◆ **Stated goal**: Every entry must be given again exactly.

+++++

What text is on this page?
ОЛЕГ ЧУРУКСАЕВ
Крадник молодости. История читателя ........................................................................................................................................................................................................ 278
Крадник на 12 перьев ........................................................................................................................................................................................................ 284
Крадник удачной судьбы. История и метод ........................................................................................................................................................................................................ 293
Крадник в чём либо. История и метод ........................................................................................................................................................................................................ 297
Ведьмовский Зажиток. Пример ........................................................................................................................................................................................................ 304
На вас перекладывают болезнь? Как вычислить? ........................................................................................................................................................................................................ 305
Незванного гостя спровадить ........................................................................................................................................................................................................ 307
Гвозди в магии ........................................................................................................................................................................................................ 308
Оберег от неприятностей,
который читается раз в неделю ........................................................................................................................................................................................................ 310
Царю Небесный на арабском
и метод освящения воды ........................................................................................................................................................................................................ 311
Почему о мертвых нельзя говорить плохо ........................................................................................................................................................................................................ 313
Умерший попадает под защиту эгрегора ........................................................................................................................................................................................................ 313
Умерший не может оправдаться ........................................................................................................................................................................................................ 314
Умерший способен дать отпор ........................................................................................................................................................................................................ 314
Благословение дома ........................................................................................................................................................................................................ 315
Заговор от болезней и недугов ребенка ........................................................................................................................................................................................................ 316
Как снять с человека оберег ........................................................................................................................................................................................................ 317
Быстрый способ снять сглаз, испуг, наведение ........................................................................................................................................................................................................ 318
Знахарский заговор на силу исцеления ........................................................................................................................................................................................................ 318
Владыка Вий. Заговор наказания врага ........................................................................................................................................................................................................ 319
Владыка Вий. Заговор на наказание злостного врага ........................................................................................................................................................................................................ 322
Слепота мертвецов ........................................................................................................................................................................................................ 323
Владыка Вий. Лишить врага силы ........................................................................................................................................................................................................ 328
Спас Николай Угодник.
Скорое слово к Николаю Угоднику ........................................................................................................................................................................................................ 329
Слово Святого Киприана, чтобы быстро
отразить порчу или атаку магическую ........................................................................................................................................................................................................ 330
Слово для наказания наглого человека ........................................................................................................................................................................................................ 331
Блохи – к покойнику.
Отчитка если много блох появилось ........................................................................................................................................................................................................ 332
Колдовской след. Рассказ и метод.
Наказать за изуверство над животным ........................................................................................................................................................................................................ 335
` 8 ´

+++++

◆ **Solution**:
What text is on this page?
ОЛЕГ ЧУРУКСАЕВ
Крадник молодости. История читателя ........................................................................................................................................................................................................ 278
Крадник на 12 перьев ........................................................................................................................................................................................................ 284
Крадник удачной судьбы. История и метод ........................................................................................................................................................................................................ 293
Крадник в чём либо. История и метод ........................................................................................................................................................................................................ 297
Ведьмовский Зажиток. Пример ........................................................................................................................................................................................................ 304
На вас перекладывают болезнь? Как вычислить? ........................................................................................................................................................................................................ 305
Незванного гостя спровадить ........................................................................................................................................................................................................ 307
Гвозди в магии ........................................................................................................................................................................................................ 308
Оберег от неприятностей,
который читается раз в неделю ........................................................................................................................................................................................................ 310
Царю Небесный на арабском
и метод освящения воды ........................................................................................................................................................................................................ 311
Почему о мертвых нельзя говорить плохо ........................................................................................................................................................................................................ 313
Умерший попадает под защиту эгрегора ........................................................................................................................................................................................................ 313
Умерший не может оправдаться ........................................................................................................................................................................................................ 314
Умерший способен дать отпор ........................................................................................................................................................................................................ 314
Благословение дома ........................................................................................................................................................................................................ 315
Заговор от болезней и недугов ребенка ........................................................................................................................................................................................................ 316
Как снять с человека оберег ........................................................................................................................................................................................................ 317
Быстрый способ снять сглаз, испуг, наведение ........................................................................................................................................................................................................ 318
Знахарский заговор на силу исцеления ........................................................................................................................................................................................................ 318
Владыка Вий. Заговор наказания врага ........................................................................................................................................................................................................ 319
Владыка Вий. Заговор на наказание злостного врага ........................................................................................................................................................................................................ 322
Слепота мертвецов ........................................................................................................................................................................................................ 323
Владыка Вий. Лишить врага силы ........................................................................................................................................................................................................ 328
Спас Николай Угодник.
Скорое слово к Николаю Угоднику ........................................................................................................................................................................................................ 329
Слово Святого Киприана, чтобы быстро
отразить порчу или атаку магическую ........................................................................................................................................................................................................ 330
Слово для наказания наглого человека ........................................................................................................................................................................................................ 331
Блохи – к покойнику.
Отчитка если много блох появилось ........................................................................................................................................................................................................ 332
Колдовской след. Рассказ и метод.
Наказать за изуверство над животным ........................................................................................................................................................................................................ 335
` 8 ´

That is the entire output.